WHAT TO WORK ON: Return all of the data exactly as given.

....................

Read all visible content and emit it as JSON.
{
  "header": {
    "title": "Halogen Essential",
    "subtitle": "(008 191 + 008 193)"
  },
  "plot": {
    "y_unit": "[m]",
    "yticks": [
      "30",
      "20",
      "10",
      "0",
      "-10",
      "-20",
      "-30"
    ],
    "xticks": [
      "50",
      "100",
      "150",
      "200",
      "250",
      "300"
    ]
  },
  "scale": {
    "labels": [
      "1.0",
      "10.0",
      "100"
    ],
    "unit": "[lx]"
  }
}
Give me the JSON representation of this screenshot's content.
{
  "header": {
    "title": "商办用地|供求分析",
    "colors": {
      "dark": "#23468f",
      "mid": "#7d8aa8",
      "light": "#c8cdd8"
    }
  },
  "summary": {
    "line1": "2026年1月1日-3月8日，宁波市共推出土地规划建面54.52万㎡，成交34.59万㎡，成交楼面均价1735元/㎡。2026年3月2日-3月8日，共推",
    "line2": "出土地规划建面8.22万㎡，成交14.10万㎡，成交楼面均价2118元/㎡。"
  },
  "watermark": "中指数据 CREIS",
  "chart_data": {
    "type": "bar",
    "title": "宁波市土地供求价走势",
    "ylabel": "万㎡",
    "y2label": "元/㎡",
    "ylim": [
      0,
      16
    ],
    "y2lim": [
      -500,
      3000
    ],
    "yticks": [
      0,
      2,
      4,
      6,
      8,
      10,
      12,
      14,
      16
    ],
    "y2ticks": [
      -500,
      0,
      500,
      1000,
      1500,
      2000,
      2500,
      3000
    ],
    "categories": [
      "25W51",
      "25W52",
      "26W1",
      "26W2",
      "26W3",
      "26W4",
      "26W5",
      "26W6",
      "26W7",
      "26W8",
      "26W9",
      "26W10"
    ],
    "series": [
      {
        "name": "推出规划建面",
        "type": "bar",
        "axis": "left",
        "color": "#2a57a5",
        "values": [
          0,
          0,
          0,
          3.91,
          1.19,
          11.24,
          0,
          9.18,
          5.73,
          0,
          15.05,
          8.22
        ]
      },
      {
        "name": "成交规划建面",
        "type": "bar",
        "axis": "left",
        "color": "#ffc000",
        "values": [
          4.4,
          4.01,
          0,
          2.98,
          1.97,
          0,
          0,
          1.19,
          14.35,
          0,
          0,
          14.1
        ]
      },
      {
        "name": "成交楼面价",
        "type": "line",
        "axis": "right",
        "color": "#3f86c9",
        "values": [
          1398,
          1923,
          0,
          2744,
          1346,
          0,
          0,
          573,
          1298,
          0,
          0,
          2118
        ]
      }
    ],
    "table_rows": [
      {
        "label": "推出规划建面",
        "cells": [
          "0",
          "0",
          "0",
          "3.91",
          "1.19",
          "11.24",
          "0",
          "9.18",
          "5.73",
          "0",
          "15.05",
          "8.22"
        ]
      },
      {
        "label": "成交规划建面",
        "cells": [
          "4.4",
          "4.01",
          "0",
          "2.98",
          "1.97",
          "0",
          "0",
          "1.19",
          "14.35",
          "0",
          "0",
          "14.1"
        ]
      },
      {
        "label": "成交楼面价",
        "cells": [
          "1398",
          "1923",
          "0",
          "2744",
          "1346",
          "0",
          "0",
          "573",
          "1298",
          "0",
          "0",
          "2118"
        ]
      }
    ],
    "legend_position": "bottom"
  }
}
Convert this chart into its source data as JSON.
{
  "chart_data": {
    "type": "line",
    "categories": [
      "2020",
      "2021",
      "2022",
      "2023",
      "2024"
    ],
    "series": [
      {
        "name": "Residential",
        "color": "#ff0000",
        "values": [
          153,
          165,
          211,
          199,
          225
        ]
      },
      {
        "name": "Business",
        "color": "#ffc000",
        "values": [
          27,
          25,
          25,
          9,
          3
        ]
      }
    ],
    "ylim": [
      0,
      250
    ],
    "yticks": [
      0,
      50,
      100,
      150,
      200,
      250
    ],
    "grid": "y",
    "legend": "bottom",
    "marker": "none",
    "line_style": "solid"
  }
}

....................

ANSWER IN FULL:
Read all visible content and emit it as JSON.
{
  "header": {
    "title": "Halogen Essential",
    "subtitle": "(008 191 + 008 193)"
  },
  "plot": {
    "y_unit": "[m]",
    "yticks": [
      "30",
      "20",
      "10",
      "0",
      "-10",
      "-20",
      "-30"
    ],
    "xticks": [
      "50",
      "100",
      "150",
      "200",
      "250",
      "300"
    ]
  },
  "scale": {
    "labels": [
      "1.0",
      "10.0",
      "100"
    ],
    "unit": "[lx]"
  }
}
Give me the JSON representation of this screenshot's content.
{
  "header": {
    "title": "商办用地|供求分析",
    "colors": {
      "dark": "#23468f",
      "mid": "#7d8aa8",
      "light": "#c8cdd8"
    }
  },
  "summary": {
    "line1": "2026年1月1日-3月8日，宁波市共推出土地规划建面54.52万㎡，成交34.59万㎡，成交楼面均价1735元/㎡。2026年3月2日-3月8日，共推",
    "line2": "出土地规划建面8.22万㎡，成交14.10万㎡，成交楼面均价2118元/㎡。"
  },
  "watermark": "中指数据 CREIS",
  "chart_data": {
    "type": "bar",
    "title": "宁波市土地供求价走势",
    "ylabel": "万㎡",
    "y2label": "元/㎡",
    "ylim": [
      0,
      16
    ],
    "y2lim": [
      -500,
      3000
    ],
    "yticks": [
      0,
      2,
      4,
      6,
      8,
      10,
      12,
      14,
      16
    ],
    "y2ticks": [
      -500,
      0,
      500,
      1000,
      1500,
      2000,
      2500,
      3000
    ],
    "categories": [
      "25W51",
      "25W52",
      "26W1",
      "26W2",
      "26W3",
      "26W4",
      "26W5",
      "26W6",
      "26W7",
      "26W8",
      "26W9",
      "26W10"
    ],
    "series": [
      {
        "name": "推出规划建面",
        "type": "bar",
        "axis": "left",
        "color": "#2a57a5",
        "values": [
          0,
          0,
          0,
          3.91,
          1.19,
          11.24,
          0,
          9.18,
          5.73,
          0,
          15.05,
          8.22
        ]
      },
      {
        "name": "成交规划建面",
        "type": "bar",
        "axis": "left",
        "color": "#ffc000",
        "values": [
          4.4,
          4.01,
          0,
          2.98,
          1.97,
          0,
          0,
          1.19,
          14.35,
          0,
          0,
          14.1
        ]
      },
      {
        "name": "成交楼面价",
        "type": "line",
        "axis": "right",
        "color": "#3f86c9",
        "values": [
          1398,
          1923,
          0,
          2744,
          1346,
          0,
          0,
          573,
          1298,
          0,
          0,
          2118
        ]
      }
    ],
    "table_rows": [
      {
        "label": "推出规划建面",
        "cells": [
          "0",
          "0",
          "0",
          "3.91",
          "1.19",
          "11.24",
          "0",
          "9.18",
          "5.73",
          "0",
          "15.05",
          "8.22"
        ]
      },
      {
        "label": "成交规划建面",
        "cells": [
          "4.4",
          "4.01",
          "0",
          "2.98",
          "1.97",
          "0",
          "0",
          "1.19",
          "14.35",
          "0",
          "0",
          "14.1"
        ]
      },
      {
        "label": "成交楼面价",
        "cells": [
          "1398",
          "1923",
          "0",
          "2744",
          "1346",
          "0",
          "0",
          "573",
          "1298",
          "0",
          "0",
          "2118"
        ]
      }
    ],
    "legend_position": "bottom"
  }
}
Convert this chart into its source data as JSON.
{
  "chart_data": {
    "type": "line",
    "categories": [
      "2020",
      "2021",
      "2022",
      "2023",
      "2024"
    ],
    "series": [
      {
        "name": "Residential",
        "color": "#ff0000",
        "values": [
          153,
          165,
          211,
          199,
          225
        ]
      },
      {
        "name": "Business",
        "color": "#ffc000",
        "values": [
          27,
          25,
          25,
          9,
          3
        ]
      }
    ],
    "ylim": [
      0,
      250
    ],
    "yticks": [
      0,
      50,
      100,
      150,
      200,
      250
    ],
    "grid": "y",
    "legend": "bottom",
    "marker": "none",
    "line_style": "solid"
  }
}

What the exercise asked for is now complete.